§ What this task involves: Copy each line that has the string "color" somewhere in it.

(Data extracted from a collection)
↓
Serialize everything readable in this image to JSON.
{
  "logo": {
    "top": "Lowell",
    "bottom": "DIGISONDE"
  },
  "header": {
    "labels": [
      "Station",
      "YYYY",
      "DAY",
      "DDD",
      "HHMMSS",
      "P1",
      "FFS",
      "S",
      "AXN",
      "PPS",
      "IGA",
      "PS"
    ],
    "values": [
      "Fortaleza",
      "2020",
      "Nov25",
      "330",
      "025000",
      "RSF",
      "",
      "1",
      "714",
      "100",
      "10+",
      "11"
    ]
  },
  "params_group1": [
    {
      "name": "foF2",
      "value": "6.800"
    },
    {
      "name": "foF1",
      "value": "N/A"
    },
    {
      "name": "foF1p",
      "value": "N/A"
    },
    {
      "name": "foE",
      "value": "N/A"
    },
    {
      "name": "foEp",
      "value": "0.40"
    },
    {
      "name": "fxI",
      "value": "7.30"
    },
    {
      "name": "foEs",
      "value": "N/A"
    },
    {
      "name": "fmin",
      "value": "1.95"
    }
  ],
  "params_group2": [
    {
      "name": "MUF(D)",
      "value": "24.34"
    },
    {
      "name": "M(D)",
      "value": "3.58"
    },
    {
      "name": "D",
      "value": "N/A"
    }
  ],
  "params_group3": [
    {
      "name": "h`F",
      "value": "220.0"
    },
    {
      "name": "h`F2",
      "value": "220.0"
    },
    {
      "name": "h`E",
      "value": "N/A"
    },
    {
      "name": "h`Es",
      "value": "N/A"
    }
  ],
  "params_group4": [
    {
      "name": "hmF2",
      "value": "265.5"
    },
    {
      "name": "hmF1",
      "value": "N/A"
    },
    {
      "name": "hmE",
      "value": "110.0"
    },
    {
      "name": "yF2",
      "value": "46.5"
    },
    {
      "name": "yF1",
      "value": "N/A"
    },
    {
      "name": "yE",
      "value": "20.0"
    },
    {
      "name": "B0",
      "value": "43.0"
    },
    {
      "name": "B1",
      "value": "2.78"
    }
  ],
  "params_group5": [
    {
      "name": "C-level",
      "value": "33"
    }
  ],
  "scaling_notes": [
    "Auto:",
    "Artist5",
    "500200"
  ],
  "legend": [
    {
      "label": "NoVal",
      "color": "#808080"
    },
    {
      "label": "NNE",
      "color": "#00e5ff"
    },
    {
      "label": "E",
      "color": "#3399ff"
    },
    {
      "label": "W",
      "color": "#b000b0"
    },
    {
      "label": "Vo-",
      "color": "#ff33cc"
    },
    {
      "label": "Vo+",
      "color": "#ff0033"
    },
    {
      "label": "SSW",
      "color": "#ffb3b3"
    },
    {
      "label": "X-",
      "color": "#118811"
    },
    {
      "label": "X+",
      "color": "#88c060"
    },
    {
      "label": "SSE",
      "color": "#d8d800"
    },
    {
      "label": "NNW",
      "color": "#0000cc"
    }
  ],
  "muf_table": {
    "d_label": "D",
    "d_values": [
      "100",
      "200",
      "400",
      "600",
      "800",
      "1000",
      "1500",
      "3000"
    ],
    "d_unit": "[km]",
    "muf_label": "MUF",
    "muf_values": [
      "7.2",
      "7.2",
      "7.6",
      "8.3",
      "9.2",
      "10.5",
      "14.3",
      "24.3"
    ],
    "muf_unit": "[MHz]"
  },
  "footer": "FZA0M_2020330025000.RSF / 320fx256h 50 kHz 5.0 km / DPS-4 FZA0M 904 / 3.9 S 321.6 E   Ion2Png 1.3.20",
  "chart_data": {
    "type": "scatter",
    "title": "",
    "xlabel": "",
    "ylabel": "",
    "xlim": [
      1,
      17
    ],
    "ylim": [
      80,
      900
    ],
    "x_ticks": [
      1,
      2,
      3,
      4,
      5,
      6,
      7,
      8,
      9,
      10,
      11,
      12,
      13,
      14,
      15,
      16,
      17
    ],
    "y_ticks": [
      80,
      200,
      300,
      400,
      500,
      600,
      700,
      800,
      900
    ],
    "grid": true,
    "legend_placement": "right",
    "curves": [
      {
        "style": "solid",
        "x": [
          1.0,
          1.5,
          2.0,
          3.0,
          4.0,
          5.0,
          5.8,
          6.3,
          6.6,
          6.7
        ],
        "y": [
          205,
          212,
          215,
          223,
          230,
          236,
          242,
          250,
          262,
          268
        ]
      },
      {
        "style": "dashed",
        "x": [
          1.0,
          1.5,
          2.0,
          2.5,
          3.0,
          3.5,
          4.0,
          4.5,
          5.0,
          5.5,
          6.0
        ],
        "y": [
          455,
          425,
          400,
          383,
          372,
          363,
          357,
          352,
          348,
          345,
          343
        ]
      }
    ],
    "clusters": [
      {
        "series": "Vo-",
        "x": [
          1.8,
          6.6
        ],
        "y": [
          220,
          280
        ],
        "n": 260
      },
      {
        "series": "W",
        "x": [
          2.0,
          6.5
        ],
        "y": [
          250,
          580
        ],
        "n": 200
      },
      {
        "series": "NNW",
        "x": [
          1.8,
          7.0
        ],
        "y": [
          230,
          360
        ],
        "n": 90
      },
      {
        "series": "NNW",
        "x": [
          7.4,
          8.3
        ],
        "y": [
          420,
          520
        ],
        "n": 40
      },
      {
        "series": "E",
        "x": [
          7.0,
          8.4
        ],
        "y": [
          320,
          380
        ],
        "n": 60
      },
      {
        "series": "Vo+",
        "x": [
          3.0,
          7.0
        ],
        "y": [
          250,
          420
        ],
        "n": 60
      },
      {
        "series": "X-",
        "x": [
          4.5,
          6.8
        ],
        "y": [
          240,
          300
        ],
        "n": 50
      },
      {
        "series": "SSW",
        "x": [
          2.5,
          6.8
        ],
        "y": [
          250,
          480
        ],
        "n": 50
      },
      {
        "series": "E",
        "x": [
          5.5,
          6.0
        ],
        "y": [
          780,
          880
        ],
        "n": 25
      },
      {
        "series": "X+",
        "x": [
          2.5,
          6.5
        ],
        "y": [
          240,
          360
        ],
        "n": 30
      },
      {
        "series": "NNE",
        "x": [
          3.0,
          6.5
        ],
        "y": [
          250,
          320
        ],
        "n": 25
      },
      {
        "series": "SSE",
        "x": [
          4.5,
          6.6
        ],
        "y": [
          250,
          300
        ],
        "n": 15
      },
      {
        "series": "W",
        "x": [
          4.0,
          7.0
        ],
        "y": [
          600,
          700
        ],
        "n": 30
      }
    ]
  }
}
↑
§ Final result:
      "color": "#808080"
      "color": "#00e5ff"
      "color": "#3399ff"
      "color": "#b000b0"
      "color": "#ff33cc"
      "color": "#ff0033"
      "color": "#ffb3b3"
      "color": "#118811"
      "color": "#88c060"
      "color": "#d8d800"
      "color": "#0000cc"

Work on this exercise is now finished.